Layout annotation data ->
----------
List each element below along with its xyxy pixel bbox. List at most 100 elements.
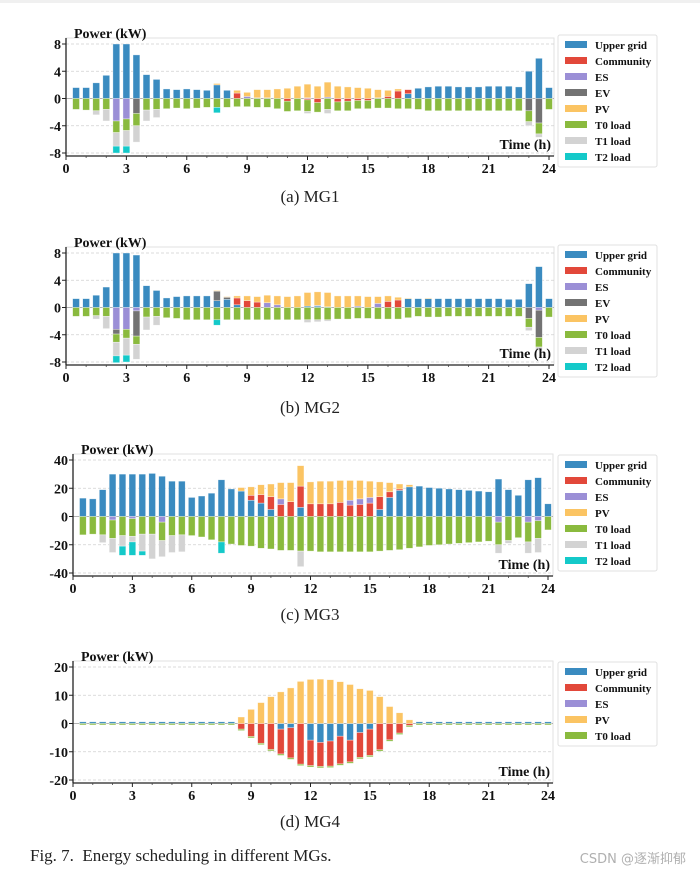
bar-community bbox=[386, 491, 394, 498]
bar-t0-load bbox=[504, 723, 513, 726]
bar-pv bbox=[267, 696, 275, 724]
bar-t0-load bbox=[425, 516, 433, 546]
bar-t0-load bbox=[444, 98, 453, 112]
bar-ev bbox=[112, 328, 121, 335]
legend-swatch bbox=[565, 89, 587, 96]
bar-pv bbox=[364, 296, 372, 308]
bar-t1-load bbox=[102, 109, 110, 122]
bar-pv bbox=[405, 484, 414, 488]
bar-upper-grid bbox=[404, 298, 412, 308]
bar-t0-load bbox=[118, 516, 127, 536]
bar-t0-load bbox=[108, 519, 117, 539]
bar-t1-load bbox=[178, 534, 186, 553]
legend-box bbox=[557, 661, 658, 747]
bar-t0-load bbox=[122, 328, 131, 339]
bar-community bbox=[313, 98, 322, 103]
bar-pv bbox=[306, 481, 315, 505]
bar-t0-load bbox=[277, 753, 285, 756]
bar-pv bbox=[316, 678, 325, 724]
bar-upper-grid bbox=[424, 298, 432, 308]
bar-t0-load bbox=[326, 765, 334, 768]
bar-upper-grid bbox=[213, 84, 221, 99]
bar-upper-grid bbox=[514, 495, 522, 517]
bar-upper-grid bbox=[213, 300, 221, 308]
bar-t0-load bbox=[267, 749, 275, 752]
x-tick-label: 12 bbox=[304, 789, 318, 804]
bar-upper-grid bbox=[72, 298, 80, 308]
y-tick-label: -20 bbox=[49, 774, 68, 789]
bar-pv bbox=[366, 690, 374, 724]
legend-swatch bbox=[565, 732, 587, 739]
bar-t0-load bbox=[346, 516, 354, 553]
x-tick-label: 18 bbox=[421, 162, 435, 177]
bar-t0-load bbox=[336, 516, 344, 553]
legend-swatch bbox=[565, 315, 587, 322]
bar-community bbox=[366, 502, 374, 517]
bar-upper-grid bbox=[82, 298, 90, 308]
bar-t0-load bbox=[233, 307, 241, 321]
bar-upper-grid bbox=[464, 86, 473, 99]
legend-swatch bbox=[565, 267, 587, 274]
bar-t0-load bbox=[354, 307, 362, 319]
y-tick-label: 20 bbox=[54, 661, 68, 676]
bar-upper-grid bbox=[544, 503, 552, 517]
bar-pv bbox=[394, 296, 402, 301]
bar-pv bbox=[374, 89, 382, 99]
y-tick-label: -10 bbox=[49, 746, 68, 761]
legend-label: ES bbox=[595, 72, 608, 84]
bar-upper-grid bbox=[425, 487, 433, 517]
bar-upper-grid bbox=[132, 254, 141, 308]
bar-ev bbox=[132, 310, 141, 337]
bar-t0-load bbox=[405, 516, 414, 549]
bar-pv bbox=[354, 87, 362, 99]
caption-mg3: (c) MG3 bbox=[280, 605, 340, 624]
bar-t0-load bbox=[99, 723, 107, 726]
bar-t0-load bbox=[384, 307, 392, 320]
bar-t0-load bbox=[102, 98, 110, 110]
bar-t0-load bbox=[424, 98, 432, 112]
bar-t0-load bbox=[323, 98, 332, 110]
bar-t0-load bbox=[203, 307, 211, 321]
bar-t0-load bbox=[356, 757, 364, 760]
bar-t0-load bbox=[505, 307, 513, 317]
bar-ev bbox=[213, 290, 221, 301]
y-axis-label: Power (kW) bbox=[81, 443, 154, 458]
legend-label: PV bbox=[595, 715, 610, 727]
bar-pv bbox=[336, 681, 344, 724]
bar-t0-load bbox=[132, 113, 141, 127]
bar-upper-grid bbox=[148, 473, 156, 517]
bar-upper-grid bbox=[484, 298, 493, 308]
x-tick-label: 3 bbox=[129, 582, 136, 597]
bar-community bbox=[316, 742, 325, 767]
x-tick-label: 0 bbox=[63, 371, 70, 386]
legend-label: PV bbox=[595, 508, 610, 520]
bar-upper-grid bbox=[102, 286, 110, 308]
y-tick-label: 4 bbox=[54, 274, 61, 289]
bar-t0-load bbox=[92, 98, 100, 112]
bar-pv bbox=[237, 716, 245, 724]
x-tick-label: 9 bbox=[244, 371, 251, 386]
bar-t0-load bbox=[366, 755, 374, 758]
bar-t0-load bbox=[243, 98, 251, 107]
bar-upper-grid bbox=[237, 490, 245, 517]
bar-upper-grid bbox=[386, 497, 394, 517]
x-tick-label: 0 bbox=[63, 162, 70, 177]
bar-pv bbox=[277, 482, 285, 500]
legend-label: Community bbox=[595, 56, 652, 68]
bar-t2-load bbox=[213, 107, 221, 114]
bar-t0-load bbox=[514, 516, 522, 538]
bar-es bbox=[112, 98, 121, 122]
bar-t0-load bbox=[138, 723, 146, 726]
caption-mg4: (d) MG4 bbox=[280, 812, 340, 831]
bar-t0-load bbox=[112, 333, 121, 343]
bar-upper-grid bbox=[287, 723, 295, 729]
bar-t0-load bbox=[544, 516, 552, 531]
bar-t2-load bbox=[112, 145, 121, 154]
bar-pv bbox=[243, 295, 251, 301]
bar-t0-load bbox=[193, 307, 201, 321]
bar-t0-load bbox=[494, 521, 503, 546]
legend-label: Upper grid bbox=[595, 250, 647, 262]
bar-t0-load bbox=[152, 307, 161, 317]
bar-community bbox=[354, 98, 362, 101]
bar-pv bbox=[313, 85, 322, 99]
----------
Your objective -> Convert every line of the rows above into a numbered list, leaving out blank lines and any picture placeholders.

In response ->
1. List each element below along with its xyxy pixel bbox. List at most 100 elements.
2. bar-community bbox=[386, 491, 394, 498]
3. bar-t0-load bbox=[504, 723, 513, 726]
4. bar-pv bbox=[267, 696, 275, 724]
5. bar-t0-load bbox=[425, 516, 433, 546]
6. bar-t0-load bbox=[444, 98, 453, 112]
7. bar-ev bbox=[112, 328, 121, 335]
8. legend-swatch bbox=[565, 89, 587, 96]
9. bar-pv bbox=[364, 296, 372, 308]
10. bar-t1-load bbox=[102, 109, 110, 122]
11. bar-pv bbox=[405, 484, 414, 488]
12. bar-upper-grid bbox=[404, 298, 412, 308]
13. bar-t0-load bbox=[118, 516, 127, 536]
14. bar-t0-load bbox=[108, 519, 117, 539]
15. bar-t1-load bbox=[178, 534, 186, 553]
16. legend-box bbox=[557, 661, 658, 747]
17. bar-t0-load bbox=[122, 328, 131, 339]
18. bar-community bbox=[313, 98, 322, 103]
19. bar-pv bbox=[306, 481, 315, 505]
20. bar-t0-load bbox=[277, 753, 285, 756]
21. bar-pv bbox=[316, 678, 325, 724]
22. bar-upper-grid bbox=[424, 298, 432, 308]
23. bar-t0-load bbox=[326, 765, 334, 768]
24. bar-upper-grid bbox=[213, 84, 221, 99]
25. bar-upper-grid bbox=[514, 495, 522, 517]
26. bar-upper-grid bbox=[213, 300, 221, 308]
27. bar-t0-load bbox=[267, 749, 275, 752]
28. x-tick-label: 12 bbox=[304, 789, 318, 804]
29. bar-upper-grid bbox=[72, 298, 80, 308]
30. y-tick-label: -20 bbox=[49, 774, 68, 789]
31. bar-pv bbox=[366, 690, 374, 724]
32. legend-swatch bbox=[565, 732, 587, 739]
33. bar-t0-load bbox=[346, 516, 354, 553]
34. x-tick-label: 18 bbox=[421, 162, 435, 177]
35. bar-t0-load bbox=[336, 516, 344, 553]
36. legend-swatch bbox=[565, 315, 587, 322]
37. bar-community bbox=[366, 502, 374, 517]
38. bar-upper-grid bbox=[82, 298, 90, 308]
39. bar-t0-load bbox=[233, 307, 241, 321]
40. bar-upper-grid bbox=[464, 86, 473, 99]
41. legend-swatch bbox=[565, 267, 587, 274]
42. bar-t0-load bbox=[354, 307, 362, 319]
43. y-tick-label: 20 bbox=[54, 661, 68, 676]
44. bar-upper-grid bbox=[544, 503, 552, 517]
45. bar-pv bbox=[394, 296, 402, 301]
46. bar-pv bbox=[374, 89, 382, 99]
47. y-tick-label: -10 bbox=[49, 746, 68, 761]
48. legend-label: ES bbox=[595, 72, 608, 84]
49. bar-upper-grid bbox=[425, 487, 433, 517]
50. bar-upper-grid bbox=[132, 254, 141, 308]
51. bar-ev bbox=[132, 310, 141, 337]
52. bar-t0-load bbox=[405, 516, 414, 549]
53. bar-pv bbox=[354, 87, 362, 99]
54. caption-mg3: (c) MG3 bbox=[280, 605, 340, 624]
55. bar-t0-load bbox=[99, 723, 107, 726]
56. bar-t0-load bbox=[384, 307, 392, 320]
57. bar-t0-load bbox=[102, 98, 110, 110]
58. bar-t0-load bbox=[424, 98, 432, 112]
59. bar-t0-load bbox=[323, 98, 332, 110]
60. bar-t0-load bbox=[203, 307, 211, 321]
61. bar-t0-load bbox=[356, 757, 364, 760]
62. bar-t0-load bbox=[505, 307, 513, 317]
63. bar-ev bbox=[213, 290, 221, 301]
64. y-axis-label: Power (kW) bbox=[81, 443, 154, 458]
65. legend-label: PV bbox=[595, 715, 610, 727]
66. bar-pv bbox=[336, 681, 344, 724]
67. bar-t0-load bbox=[132, 113, 141, 127]
68. bar-upper-grid bbox=[148, 473, 156, 517]
69. bar-upper-grid bbox=[484, 298, 493, 308]
70. x-tick-label: 3 bbox=[129, 582, 136, 597]
71. bar-community bbox=[316, 742, 325, 767]
72. x-tick-label: 0 bbox=[63, 371, 70, 386]
73. legend-label: PV bbox=[595, 508, 610, 520]
74. bar-upper-grid bbox=[102, 286, 110, 308]
75. y-tick-label: 4 bbox=[54, 274, 61, 289]
76. bar-t0-load bbox=[92, 98, 100, 112]
77. bar-pv bbox=[237, 716, 245, 724]
78. x-tick-label: 9 bbox=[244, 371, 251, 386]
79. bar-t0-load bbox=[366, 755, 374, 758]
80. bar-t0-load bbox=[243, 98, 251, 107]
81. bar-upper-grid bbox=[237, 490, 245, 517]
82. bar-upper-grid bbox=[386, 497, 394, 517]
83. x-tick-label: 0 bbox=[63, 162, 70, 177]
84. bar-pv bbox=[277, 482, 285, 500]
85. legend-label: Community bbox=[595, 56, 652, 68]
86. bar-t2-load bbox=[213, 107, 221, 114]
87. bar-t0-load bbox=[514, 516, 522, 538]
88. bar-es bbox=[112, 98, 121, 122]
89. bar-t0-load bbox=[138, 723, 146, 726]
90. caption-mg4: (d) MG4 bbox=[280, 812, 340, 831]
91. bar-t0-load bbox=[112, 333, 121, 343]
92. bar-upper-grid bbox=[287, 723, 295, 729]
93. bar-t0-load bbox=[544, 516, 552, 531]
94. bar-t2-load bbox=[112, 145, 121, 154]
95. bar-pv bbox=[243, 295, 251, 301]
96. bar-t0-load bbox=[193, 307, 201, 321]
97. bar-t0-load bbox=[494, 521, 503, 546]
98. legend-label: Upper grid bbox=[595, 250, 647, 262]
99. bar-t0-load bbox=[152, 307, 161, 317]
100. bar-community bbox=[354, 98, 362, 101]
101. bar-pv bbox=[313, 85, 322, 99]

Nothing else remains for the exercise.